_Dataset records_.
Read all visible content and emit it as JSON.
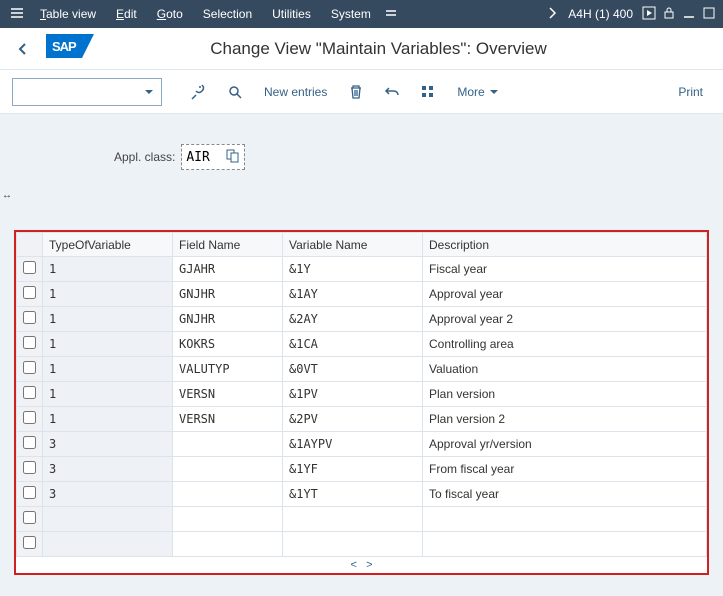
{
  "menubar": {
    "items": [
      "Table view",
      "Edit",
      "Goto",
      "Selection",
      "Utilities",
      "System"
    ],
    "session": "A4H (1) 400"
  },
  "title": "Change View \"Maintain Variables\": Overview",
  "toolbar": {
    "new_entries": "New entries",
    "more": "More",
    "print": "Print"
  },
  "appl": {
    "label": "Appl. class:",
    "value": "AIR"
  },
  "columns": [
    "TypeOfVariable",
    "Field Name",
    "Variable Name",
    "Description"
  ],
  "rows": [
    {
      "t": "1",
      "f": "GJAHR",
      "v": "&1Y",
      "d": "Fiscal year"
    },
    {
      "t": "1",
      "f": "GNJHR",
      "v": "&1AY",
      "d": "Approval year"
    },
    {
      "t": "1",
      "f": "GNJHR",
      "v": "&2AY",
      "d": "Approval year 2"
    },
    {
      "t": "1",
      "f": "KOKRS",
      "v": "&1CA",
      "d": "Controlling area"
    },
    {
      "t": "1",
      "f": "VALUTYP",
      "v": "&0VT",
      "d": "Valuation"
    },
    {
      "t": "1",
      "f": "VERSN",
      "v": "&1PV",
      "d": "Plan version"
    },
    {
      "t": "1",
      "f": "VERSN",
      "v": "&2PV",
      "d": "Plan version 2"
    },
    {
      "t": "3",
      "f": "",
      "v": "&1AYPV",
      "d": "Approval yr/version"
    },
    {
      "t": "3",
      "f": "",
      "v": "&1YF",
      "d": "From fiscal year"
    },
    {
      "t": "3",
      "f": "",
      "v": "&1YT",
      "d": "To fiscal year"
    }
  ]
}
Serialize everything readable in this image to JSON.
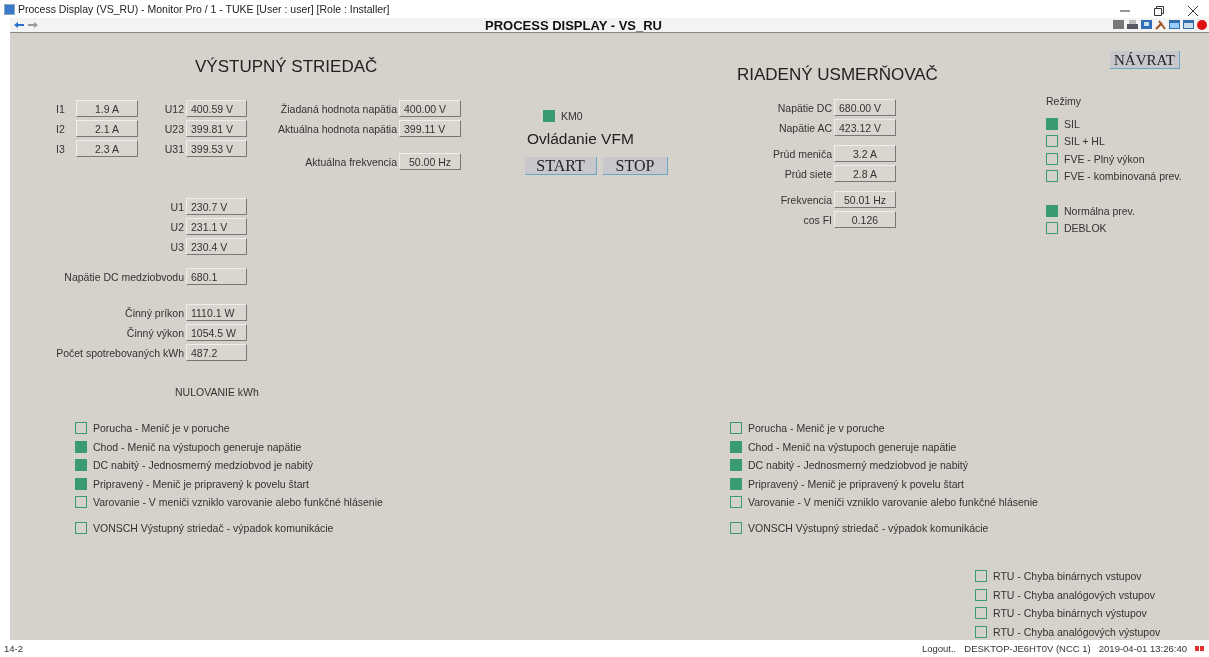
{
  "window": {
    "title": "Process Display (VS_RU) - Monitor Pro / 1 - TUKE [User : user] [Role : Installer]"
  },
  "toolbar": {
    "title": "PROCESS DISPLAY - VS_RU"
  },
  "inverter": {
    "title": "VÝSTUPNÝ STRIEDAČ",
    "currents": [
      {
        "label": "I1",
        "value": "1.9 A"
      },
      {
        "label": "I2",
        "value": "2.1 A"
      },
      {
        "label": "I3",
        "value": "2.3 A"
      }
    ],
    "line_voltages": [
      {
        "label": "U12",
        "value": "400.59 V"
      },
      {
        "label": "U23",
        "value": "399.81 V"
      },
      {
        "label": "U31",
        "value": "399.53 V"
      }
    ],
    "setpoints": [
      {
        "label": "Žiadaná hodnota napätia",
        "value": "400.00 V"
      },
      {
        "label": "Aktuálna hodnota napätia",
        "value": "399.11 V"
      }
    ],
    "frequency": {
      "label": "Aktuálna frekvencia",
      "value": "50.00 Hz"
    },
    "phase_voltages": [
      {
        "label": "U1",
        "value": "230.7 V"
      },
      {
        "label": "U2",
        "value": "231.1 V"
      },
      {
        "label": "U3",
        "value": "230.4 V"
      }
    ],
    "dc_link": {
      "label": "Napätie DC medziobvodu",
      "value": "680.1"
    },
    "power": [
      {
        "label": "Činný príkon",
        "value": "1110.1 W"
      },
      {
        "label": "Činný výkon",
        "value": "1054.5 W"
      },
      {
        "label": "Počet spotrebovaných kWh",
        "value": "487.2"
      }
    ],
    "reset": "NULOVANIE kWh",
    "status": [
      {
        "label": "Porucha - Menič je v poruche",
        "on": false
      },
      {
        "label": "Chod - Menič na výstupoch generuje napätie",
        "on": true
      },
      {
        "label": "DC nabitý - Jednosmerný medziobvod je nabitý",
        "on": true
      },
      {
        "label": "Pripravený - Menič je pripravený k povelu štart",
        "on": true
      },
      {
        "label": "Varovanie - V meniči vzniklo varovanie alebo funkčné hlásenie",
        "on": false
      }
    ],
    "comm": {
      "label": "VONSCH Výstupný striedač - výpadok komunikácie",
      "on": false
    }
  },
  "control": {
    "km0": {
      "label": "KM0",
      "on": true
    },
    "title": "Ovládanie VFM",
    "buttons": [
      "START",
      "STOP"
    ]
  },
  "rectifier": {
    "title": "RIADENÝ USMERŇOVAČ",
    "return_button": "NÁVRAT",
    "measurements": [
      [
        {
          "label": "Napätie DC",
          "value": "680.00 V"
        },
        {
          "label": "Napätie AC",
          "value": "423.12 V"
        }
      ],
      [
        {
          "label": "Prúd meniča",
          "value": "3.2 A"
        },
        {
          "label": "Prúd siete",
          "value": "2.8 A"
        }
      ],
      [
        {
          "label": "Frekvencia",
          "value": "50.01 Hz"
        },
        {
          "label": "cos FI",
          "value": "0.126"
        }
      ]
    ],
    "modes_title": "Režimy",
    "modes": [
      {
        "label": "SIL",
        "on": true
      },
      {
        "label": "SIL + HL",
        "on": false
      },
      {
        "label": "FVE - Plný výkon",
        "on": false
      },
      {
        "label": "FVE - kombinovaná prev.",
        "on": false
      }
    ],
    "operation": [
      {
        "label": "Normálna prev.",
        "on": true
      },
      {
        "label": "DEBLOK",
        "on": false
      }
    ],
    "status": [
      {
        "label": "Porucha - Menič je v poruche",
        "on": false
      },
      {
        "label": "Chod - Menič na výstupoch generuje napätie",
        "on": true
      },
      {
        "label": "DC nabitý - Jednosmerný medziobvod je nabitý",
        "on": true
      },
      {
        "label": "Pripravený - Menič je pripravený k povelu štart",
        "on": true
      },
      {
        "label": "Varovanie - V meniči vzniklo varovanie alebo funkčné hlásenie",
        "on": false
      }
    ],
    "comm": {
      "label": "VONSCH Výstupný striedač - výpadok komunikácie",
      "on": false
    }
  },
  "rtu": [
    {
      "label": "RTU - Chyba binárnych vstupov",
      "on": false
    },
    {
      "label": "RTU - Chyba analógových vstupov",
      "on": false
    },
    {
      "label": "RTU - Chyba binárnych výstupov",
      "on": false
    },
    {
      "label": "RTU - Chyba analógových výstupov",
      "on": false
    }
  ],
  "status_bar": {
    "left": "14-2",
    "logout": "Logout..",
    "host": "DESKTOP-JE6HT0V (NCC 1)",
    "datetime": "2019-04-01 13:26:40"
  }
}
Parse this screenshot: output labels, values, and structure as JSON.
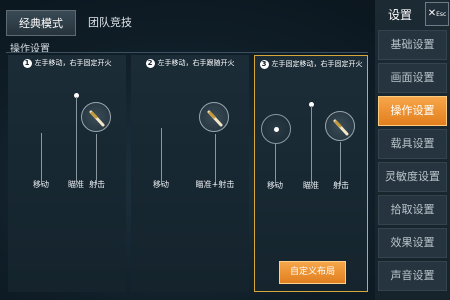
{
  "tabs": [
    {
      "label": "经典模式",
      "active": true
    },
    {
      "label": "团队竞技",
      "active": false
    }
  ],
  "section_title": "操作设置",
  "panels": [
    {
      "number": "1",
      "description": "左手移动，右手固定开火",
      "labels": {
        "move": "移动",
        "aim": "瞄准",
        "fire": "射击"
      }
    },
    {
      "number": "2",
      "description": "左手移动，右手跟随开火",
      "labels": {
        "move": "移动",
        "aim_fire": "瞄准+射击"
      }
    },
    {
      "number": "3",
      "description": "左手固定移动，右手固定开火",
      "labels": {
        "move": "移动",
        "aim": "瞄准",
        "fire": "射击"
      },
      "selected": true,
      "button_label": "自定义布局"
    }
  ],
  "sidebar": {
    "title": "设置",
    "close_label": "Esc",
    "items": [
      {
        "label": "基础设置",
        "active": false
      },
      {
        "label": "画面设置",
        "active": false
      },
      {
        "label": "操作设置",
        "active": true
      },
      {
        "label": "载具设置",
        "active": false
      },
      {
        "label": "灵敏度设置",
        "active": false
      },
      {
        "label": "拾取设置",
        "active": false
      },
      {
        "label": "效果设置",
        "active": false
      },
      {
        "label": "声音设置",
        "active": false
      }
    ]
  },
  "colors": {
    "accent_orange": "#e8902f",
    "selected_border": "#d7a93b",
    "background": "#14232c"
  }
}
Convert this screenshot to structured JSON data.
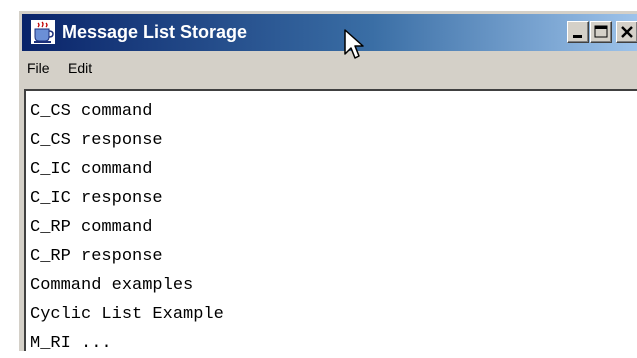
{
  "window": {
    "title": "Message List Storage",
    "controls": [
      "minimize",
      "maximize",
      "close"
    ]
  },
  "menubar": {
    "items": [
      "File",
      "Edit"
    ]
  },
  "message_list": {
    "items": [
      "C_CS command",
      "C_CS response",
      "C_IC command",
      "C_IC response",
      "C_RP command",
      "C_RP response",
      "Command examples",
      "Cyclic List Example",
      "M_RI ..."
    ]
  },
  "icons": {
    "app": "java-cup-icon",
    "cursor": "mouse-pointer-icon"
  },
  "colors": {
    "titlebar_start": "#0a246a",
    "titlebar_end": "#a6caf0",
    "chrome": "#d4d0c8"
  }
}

_Set problem_. The lines to repeat start at the one holding "Convert this screenshot" and run through the last line of the records above; write them out exactly, both ends included, but not the pictures.

_Exercise solution_.
Convert this screenshot to structured JSON data.
{
  "window": {
    "title": "Message List Storage",
    "controls": [
      "minimize",
      "maximize",
      "close"
    ]
  },
  "menubar": {
    "items": [
      "File",
      "Edit"
    ]
  },
  "message_list": {
    "items": [
      "C_CS command",
      "C_CS response",
      "C_IC command",
      "C_IC response",
      "C_RP command",
      "C_RP response",
      "Command examples",
      "Cyclic List Example",
      "M_RI ..."
    ]
  },
  "icons": {
    "app": "java-cup-icon",
    "cursor": "mouse-pointer-icon"
  },
  "colors": {
    "titlebar_start": "#0a246a",
    "titlebar_end": "#a6caf0",
    "chrome": "#d4d0c8"
  }
}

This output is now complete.